=== SHORT TASK ===
In the entries below, count every line with the word "VISIBLE". Return only the count.

======== INFORMATION PROVIDED ========

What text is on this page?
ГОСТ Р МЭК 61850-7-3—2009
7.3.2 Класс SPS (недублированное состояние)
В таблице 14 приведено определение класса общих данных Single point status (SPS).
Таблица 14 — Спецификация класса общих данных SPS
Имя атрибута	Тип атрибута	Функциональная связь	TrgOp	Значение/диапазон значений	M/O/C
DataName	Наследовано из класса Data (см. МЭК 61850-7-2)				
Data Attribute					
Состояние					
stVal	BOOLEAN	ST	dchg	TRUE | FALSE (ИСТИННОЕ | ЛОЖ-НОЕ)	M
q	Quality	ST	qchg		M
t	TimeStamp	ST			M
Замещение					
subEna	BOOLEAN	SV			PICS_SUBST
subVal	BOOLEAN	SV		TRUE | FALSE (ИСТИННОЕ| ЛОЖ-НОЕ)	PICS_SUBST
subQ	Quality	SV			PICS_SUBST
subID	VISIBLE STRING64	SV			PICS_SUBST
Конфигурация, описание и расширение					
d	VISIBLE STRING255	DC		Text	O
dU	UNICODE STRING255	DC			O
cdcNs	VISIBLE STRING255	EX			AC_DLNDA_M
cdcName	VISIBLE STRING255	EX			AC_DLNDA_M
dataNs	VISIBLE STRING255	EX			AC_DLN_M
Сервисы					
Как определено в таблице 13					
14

========

=== THE OUTPUT ===
5